**やること:** 子育ての本を紹介している文章では、子どもと向き合って愛情を伝えることを、著者は何と言い表していますか。

**元の文章:**
_ _ _ _ _ _ _

まず、多くの子育てをしているお母さんは、夫が会社で働いているために、一人家事をこなしながら、子育てをしなくてはなりません。
これは非常に大変なことであり、ストレスの度合いも高いはずです。そこにイライラしてしまう原因があると思われます。
この本では、そうしたお母さんのイライラをまず解消する方法を見つけることが大切であるとしています。
・本当に自分がいい状態になれるもの・・・。わたしにとって、それは最終的には音楽でした。・・・一日のうち、ちょっとピアノを弾く。(p25)
そうして作った自分の心の余裕を子ども達との付き合い方に配分していきます。つまり、子どもと正面から向き合う時間を作るということです。
著者は、そうした子どもと向き合い、愛情を伝えることを「こころのごはん」と表現しています。
・こころのごはん・・・ちゃんとこっちを見てもらう。この体験をすることが重要だ、ということなんです。(p49)
お母さんのイライラから、いかに「ここころのごはん」が不足している子どもが多いのだという。まずは、お母さんをサポートして、お母さんを良い状態にしてあげることから、子育ては始まるということなのでしょう。

_ _ _ _ _ _ _

**データの行:**
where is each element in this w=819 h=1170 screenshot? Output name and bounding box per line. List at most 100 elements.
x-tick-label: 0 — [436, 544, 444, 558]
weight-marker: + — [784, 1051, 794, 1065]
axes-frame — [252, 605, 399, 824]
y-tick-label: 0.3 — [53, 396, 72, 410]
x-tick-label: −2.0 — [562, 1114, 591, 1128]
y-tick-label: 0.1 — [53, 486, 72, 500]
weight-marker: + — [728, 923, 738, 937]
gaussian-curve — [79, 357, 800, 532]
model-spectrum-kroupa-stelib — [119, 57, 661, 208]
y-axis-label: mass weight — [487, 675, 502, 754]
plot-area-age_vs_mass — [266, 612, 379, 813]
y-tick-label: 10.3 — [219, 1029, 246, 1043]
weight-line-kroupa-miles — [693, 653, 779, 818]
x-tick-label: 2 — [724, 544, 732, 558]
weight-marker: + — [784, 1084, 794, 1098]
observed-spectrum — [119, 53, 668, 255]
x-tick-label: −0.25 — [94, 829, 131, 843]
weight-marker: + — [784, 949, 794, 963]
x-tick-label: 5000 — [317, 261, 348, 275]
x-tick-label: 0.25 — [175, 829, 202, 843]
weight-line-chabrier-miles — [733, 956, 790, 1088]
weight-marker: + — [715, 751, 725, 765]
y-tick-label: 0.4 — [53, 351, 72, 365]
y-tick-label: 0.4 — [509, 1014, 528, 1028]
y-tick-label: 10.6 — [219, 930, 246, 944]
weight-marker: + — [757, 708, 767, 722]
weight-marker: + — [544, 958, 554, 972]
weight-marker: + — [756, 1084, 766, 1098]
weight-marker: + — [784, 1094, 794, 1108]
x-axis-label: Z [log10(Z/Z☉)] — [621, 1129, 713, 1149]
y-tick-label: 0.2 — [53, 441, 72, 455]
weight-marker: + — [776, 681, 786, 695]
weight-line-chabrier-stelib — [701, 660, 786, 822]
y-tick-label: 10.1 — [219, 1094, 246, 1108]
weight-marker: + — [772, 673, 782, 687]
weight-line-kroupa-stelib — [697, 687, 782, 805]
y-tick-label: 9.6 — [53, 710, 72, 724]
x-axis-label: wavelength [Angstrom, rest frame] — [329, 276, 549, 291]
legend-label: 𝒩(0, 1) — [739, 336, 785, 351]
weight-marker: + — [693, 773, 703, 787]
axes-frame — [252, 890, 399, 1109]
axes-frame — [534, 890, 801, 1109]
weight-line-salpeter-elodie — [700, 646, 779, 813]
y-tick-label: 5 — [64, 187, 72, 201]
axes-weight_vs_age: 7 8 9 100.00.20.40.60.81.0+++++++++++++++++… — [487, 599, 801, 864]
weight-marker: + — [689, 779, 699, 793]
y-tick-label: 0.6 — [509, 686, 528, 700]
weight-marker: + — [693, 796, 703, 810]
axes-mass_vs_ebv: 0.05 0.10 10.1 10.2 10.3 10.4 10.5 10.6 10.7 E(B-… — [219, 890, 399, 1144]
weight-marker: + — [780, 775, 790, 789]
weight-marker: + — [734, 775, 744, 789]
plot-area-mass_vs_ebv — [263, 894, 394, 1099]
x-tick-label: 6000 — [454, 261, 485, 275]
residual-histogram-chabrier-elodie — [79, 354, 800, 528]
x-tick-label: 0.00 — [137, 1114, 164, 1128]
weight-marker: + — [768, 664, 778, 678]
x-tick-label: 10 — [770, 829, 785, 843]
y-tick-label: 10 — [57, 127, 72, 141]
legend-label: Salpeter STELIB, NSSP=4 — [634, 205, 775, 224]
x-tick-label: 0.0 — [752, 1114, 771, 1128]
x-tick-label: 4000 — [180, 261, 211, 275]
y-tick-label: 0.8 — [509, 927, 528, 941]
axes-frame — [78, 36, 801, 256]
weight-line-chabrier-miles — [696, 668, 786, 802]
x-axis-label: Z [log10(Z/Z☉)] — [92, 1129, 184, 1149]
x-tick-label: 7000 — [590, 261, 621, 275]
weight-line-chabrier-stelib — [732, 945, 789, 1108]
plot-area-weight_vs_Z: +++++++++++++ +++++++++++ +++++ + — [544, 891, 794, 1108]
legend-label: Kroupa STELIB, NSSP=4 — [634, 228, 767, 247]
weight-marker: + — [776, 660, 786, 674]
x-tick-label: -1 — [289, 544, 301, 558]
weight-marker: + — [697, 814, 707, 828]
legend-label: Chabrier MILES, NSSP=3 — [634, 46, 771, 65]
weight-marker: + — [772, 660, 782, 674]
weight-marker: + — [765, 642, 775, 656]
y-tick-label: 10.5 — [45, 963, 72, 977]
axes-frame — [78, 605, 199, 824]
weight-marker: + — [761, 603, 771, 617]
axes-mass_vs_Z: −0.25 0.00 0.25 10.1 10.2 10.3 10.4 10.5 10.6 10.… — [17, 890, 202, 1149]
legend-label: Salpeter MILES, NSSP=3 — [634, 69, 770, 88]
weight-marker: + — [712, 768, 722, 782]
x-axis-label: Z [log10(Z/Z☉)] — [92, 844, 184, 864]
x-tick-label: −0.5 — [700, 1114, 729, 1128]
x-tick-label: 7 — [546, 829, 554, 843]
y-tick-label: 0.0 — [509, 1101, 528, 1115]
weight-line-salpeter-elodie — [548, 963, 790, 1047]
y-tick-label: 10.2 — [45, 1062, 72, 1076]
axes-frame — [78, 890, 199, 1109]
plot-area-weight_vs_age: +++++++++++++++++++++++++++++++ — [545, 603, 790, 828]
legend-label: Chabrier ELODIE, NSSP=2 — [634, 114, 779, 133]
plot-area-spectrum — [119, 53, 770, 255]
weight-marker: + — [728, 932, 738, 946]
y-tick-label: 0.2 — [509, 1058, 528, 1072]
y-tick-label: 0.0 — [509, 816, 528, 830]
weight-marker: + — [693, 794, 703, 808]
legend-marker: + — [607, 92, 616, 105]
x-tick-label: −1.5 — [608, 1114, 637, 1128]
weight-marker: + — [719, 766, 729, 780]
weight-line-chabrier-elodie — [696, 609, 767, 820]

_ _ _ _ _ _ _

**答え:** 「こころのごはん」です。